WHAT IS REQUIRED. Each entry must appear again exactly as it does in the source.

[Items from a dataset]

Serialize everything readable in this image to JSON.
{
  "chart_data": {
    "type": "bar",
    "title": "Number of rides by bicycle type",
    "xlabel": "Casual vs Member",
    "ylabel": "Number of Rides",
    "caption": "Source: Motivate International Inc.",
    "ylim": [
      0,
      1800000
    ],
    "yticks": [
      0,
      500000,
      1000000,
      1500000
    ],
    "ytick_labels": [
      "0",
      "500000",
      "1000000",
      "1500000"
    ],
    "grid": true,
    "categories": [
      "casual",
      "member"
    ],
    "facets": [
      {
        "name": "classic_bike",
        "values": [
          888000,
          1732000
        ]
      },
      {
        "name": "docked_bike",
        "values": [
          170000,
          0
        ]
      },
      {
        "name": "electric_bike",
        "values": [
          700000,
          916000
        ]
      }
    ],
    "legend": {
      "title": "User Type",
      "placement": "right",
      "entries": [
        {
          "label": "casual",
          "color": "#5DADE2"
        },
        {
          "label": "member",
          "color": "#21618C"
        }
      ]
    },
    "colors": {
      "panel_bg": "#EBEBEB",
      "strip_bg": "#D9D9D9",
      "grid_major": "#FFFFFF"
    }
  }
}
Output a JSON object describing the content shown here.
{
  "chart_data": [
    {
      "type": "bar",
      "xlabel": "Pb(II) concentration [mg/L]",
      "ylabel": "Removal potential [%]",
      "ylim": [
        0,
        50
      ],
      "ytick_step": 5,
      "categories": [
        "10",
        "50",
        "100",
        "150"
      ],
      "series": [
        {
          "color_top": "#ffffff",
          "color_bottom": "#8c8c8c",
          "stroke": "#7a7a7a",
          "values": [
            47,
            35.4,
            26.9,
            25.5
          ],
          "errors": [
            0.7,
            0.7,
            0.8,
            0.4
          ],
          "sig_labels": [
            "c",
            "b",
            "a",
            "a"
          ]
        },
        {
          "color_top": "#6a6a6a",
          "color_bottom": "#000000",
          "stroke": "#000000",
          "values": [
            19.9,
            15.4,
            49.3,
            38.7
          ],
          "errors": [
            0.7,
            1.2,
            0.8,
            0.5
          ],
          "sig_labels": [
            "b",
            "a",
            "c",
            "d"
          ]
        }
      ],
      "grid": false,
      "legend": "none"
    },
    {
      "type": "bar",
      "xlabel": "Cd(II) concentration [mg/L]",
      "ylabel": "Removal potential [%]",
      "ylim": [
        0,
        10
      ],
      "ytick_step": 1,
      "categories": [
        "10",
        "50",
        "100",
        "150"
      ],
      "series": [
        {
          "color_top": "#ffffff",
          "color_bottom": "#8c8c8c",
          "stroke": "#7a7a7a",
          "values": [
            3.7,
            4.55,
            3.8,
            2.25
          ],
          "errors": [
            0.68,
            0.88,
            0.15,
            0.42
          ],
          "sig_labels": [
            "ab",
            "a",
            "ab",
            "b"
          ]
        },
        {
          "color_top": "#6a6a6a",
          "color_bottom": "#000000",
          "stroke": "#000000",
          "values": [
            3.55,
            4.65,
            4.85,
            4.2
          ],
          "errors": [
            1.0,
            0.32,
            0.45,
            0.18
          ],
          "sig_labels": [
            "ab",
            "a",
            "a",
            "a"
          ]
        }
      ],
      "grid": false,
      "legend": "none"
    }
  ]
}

THE REPLY.
Serialize everything readable in this image to JSON.
{
  "chart_data": {
    "type": "bar",
    "title": "Number of rides by bicycle type",
    "xlabel": "Casual vs Member",
    "ylabel": "Number of Rides",
    "caption": "Source: Motivate International Inc.",
    "ylim": [
      0,
      1800000
    ],
    "yticks": [
      0,
      500000,
      1000000,
      1500000
    ],
    "ytick_labels": [
      "0",
      "500000",
      "1000000",
      "1500000"
    ],
    "grid": true,
    "categories": [
      "casual",
      "member"
    ],
    "facets": [
      {
        "name": "classic_bike",
        "values": [
          888000,
          1732000
        ]
      },
      {
        "name": "docked_bike",
        "values": [
          170000,
          0
        ]
      },
      {
        "name": "electric_bike",
        "values": [
          700000,
          916000
        ]
      }
    ],
    "legend": {
      "title": "User Type",
      "placement": "right",
      "entries": [
        {
          "label": "casual",
          "color": "#5DADE2"
        },
        {
          "label": "member",
          "color": "#21618C"
        }
      ]
    },
    "colors": {
      "panel_bg": "#EBEBEB",
      "strip_bg": "#D9D9D9",
      "grid_major": "#FFFFFF"
    }
  }
}
Output a JSON object describing the content shown here.
{
  "chart_data": [
    {
      "type": "bar",
      "xlabel": "Pb(II) concentration [mg/L]",
      "ylabel": "Removal potential [%]",
      "ylim": [
        0,
        50
      ],
      "ytick_step": 5,
      "categories": [
        "10",
        "50",
        "100",
        "150"
      ],
      "series": [
        {
          "color_top": "#ffffff",
          "color_bottom": "#8c8c8c",
          "stroke": "#7a7a7a",
          "values": [
            47,
            35.4,
            26.9,
            25.5
          ],
          "errors": [
            0.7,
            0.7,
            0.8,
            0.4
          ],
          "sig_labels": [
            "c",
            "b",
            "a",
            "a"
          ]
        },
        {
          "color_top": "#6a6a6a",
          "color_bottom": "#000000",
          "stroke": "#000000",
          "values": [
            19.9,
            15.4,
            49.3,
            38.7
          ],
          "errors": [
            0.7,
            1.2,
            0.8,
            0.5
          ],
          "sig_labels": [
            "b",
            "a",
            "c",
            "d"
          ]
        }
      ],
      "grid": false,
      "legend": "none"
    },
    {
      "type": "bar",
      "xlabel": "Cd(II) concentration [mg/L]",
      "ylabel": "Removal potential [%]",
      "ylim": [
        0,
        10
      ],
      "ytick_step": 1,
      "categories": [
        "10",
        "50",
        "100",
        "150"
      ],
      "series": [
        {
          "color_top": "#ffffff",
          "color_bottom": "#8c8c8c",
          "stroke": "#7a7a7a",
          "values": [
            3.7,
            4.55,
            3.8,
            2.25
          ],
          "errors": [
            0.68,
            0.88,
            0.15,
            0.42
          ],
          "sig_labels": [
            "ab",
            "a",
            "ab",
            "b"
          ]
        },
        {
          "color_top": "#6a6a6a",
          "color_bottom": "#000000",
          "stroke": "#000000",
          "values": [
            3.55,
            4.65,
            4.85,
            4.2
          ],
          "errors": [
            1.0,
            0.32,
            0.45,
            0.18
          ],
          "sig_labels": [
            "ab",
            "a",
            "a",
            "a"
          ]
        }
      ],
      "grid": false,
      "legend": "none"
    }
  ]
}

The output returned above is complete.